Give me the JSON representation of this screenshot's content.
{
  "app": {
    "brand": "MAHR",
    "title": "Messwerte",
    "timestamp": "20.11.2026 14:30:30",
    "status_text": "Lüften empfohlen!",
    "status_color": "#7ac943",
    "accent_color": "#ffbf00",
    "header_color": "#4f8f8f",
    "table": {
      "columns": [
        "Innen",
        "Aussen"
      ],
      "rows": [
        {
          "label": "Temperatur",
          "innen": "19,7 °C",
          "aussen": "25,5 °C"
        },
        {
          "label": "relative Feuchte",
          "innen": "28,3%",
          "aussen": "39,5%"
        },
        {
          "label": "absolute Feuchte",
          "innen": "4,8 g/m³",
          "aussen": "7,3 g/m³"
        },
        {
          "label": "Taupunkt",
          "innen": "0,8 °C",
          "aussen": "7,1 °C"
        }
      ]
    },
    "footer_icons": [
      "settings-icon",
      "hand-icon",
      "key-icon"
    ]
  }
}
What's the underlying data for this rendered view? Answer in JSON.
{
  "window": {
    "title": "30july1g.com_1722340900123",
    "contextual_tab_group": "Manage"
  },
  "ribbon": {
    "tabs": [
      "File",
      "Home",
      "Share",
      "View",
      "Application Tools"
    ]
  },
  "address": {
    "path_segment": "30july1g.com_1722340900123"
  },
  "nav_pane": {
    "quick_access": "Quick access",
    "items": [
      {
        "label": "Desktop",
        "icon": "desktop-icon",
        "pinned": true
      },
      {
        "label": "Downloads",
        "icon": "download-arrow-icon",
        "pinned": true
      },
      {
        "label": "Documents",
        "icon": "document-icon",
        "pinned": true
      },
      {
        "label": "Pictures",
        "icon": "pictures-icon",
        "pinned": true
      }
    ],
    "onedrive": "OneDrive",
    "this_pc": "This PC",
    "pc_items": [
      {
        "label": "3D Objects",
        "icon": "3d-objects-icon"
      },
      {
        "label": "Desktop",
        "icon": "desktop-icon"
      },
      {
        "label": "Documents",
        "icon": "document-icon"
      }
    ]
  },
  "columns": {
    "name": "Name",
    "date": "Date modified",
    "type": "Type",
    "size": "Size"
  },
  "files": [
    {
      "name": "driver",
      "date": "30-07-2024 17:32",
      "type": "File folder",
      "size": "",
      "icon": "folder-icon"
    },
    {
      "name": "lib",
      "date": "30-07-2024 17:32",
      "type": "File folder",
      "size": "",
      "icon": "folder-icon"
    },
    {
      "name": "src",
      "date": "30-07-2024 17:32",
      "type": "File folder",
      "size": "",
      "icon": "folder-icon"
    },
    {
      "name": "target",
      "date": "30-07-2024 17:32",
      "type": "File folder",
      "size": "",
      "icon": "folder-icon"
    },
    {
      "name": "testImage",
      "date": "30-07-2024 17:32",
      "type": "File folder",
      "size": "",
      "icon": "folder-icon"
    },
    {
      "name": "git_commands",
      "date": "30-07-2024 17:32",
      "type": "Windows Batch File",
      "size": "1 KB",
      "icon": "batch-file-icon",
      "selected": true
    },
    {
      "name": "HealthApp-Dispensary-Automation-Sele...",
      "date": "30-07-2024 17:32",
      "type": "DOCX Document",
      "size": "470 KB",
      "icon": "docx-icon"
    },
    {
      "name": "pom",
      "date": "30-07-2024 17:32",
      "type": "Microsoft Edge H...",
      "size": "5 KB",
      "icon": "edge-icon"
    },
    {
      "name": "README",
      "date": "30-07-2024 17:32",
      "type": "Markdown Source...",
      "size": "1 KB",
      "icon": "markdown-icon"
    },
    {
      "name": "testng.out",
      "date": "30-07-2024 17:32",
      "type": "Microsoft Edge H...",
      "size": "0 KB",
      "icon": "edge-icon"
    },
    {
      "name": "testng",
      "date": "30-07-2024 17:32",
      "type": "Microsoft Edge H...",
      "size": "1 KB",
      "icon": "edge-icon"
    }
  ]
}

- **Requirement**: Write out all records exactly, keeping every detail.

- **Exercise answer**:
Give me the JSON representation of this screenshot's content.
{
  "app": {
    "brand": "MAHR",
    "title": "Messwerte",
    "timestamp": "20.11.2026 14:30:30",
    "status_text": "Lüften empfohlen!",
    "status_color": "#7ac943",
    "accent_color": "#ffbf00",
    "header_color": "#4f8f8f",
    "table": {
      "columns": [
        "Innen",
        "Aussen"
      ],
      "rows": [
        {
          "label": "Temperatur",
          "innen": "19,7 °C",
          "aussen": "25,5 °C"
        },
        {
          "label": "relative Feuchte",
          "innen": "28,3%",
          "aussen": "39,5%"
        },
        {
          "label": "absolute Feuchte",
          "innen": "4,8 g/m³",
          "aussen": "7,3 g/m³"
        },
        {
          "label": "Taupunkt",
          "innen": "0,8 °C",
          "aussen": "7,1 °C"
        }
      ]
    },
    "footer_icons": [
      "settings-icon",
      "hand-icon",
      "key-icon"
    ]
  }
}
What's the underlying data for this rendered view? Answer in JSON.
{
  "window": {
    "title": "30july1g.com_1722340900123",
    "contextual_tab_group": "Manage"
  },
  "ribbon": {
    "tabs": [
      "File",
      "Home",
      "Share",
      "View",
      "Application Tools"
    ]
  },
  "address": {
    "path_segment": "30july1g.com_1722340900123"
  },
  "nav_pane": {
    "quick_access": "Quick access",
    "items": [
      {
        "label": "Desktop",
        "icon": "desktop-icon",
        "pinned": true
      },
      {
        "label": "Downloads",
        "icon": "download-arrow-icon",
        "pinned": true
      },
      {
        "label": "Documents",
        "icon": "document-icon",
        "pinned": true
      },
      {
        "label": "Pictures",
        "icon": "pictures-icon",
        "pinned": true
      }
    ],
    "onedrive": "OneDrive",
    "this_pc": "This PC",
    "pc_items": [
      {
        "label": "3D Objects",
        "icon": "3d-objects-icon"
      },
      {
        "label": "Desktop",
        "icon": "desktop-icon"
      },
      {
        "label": "Documents",
        "icon": "document-icon"
      }
    ]
  },
  "columns": {
    "name": "Name",
    "date": "Date modified",
    "type": "Type",
    "size": "Size"
  },
  "files": [
    {
      "name": "driver",
      "date": "30-07-2024 17:32",
      "type": "File folder",
      "size": "",
      "icon": "folder-icon"
    },
    {
      "name": "lib",
      "date": "30-07-2024 17:32",
      "type": "File folder",
      "size": "",
      "icon": "folder-icon"
    },
    {
      "name": "src",
      "date": "30-07-2024 17:32",
      "type": "File folder",
      "size": "",
      "icon": "folder-icon"
    },
    {
      "name": "target",
      "date": "30-07-2024 17:32",
      "type": "File folder",
      "size": "",
      "icon": "folder-icon"
    },
    {
      "name": "testImage",
      "date": "30-07-2024 17:32",
      "type": "File folder",
      "size": "",
      "icon": "folder-icon"
    },
    {
      "name": "git_commands",
      "date": "30-07-2024 17:32",
      "type": "Windows Batch File",
      "size": "1 KB",
      "icon": "batch-file-icon",
      "selected": true
    },
    {
      "name": "HealthApp-Dispensary-Automation-Sele...",
      "date": "30-07-2024 17:32",
      "type": "DOCX Document",
      "size": "470 KB",
      "icon": "docx-icon"
    },
    {
      "name": "pom",
      "date": "30-07-2024 17:32",
      "type": "Microsoft Edge H...",
      "size": "5 KB",
      "icon": "edge-icon"
    },
    {
      "name": "README",
      "date": "30-07-2024 17:32",
      "type": "Markdown Source...",
      "size": "1 KB",
      "icon": "markdown-icon"
    },
    {
      "name": "testng.out",
      "date": "30-07-2024 17:32",
      "type": "Microsoft Edge H...",
      "size": "0 KB",
      "icon": "edge-icon"
    },
    {
      "name": "testng",
      "date": "30-07-2024 17:32",
      "type": "Microsoft Edge H...",
      "size": "1 KB",
      "icon": "edge-icon"
    }
  ]
}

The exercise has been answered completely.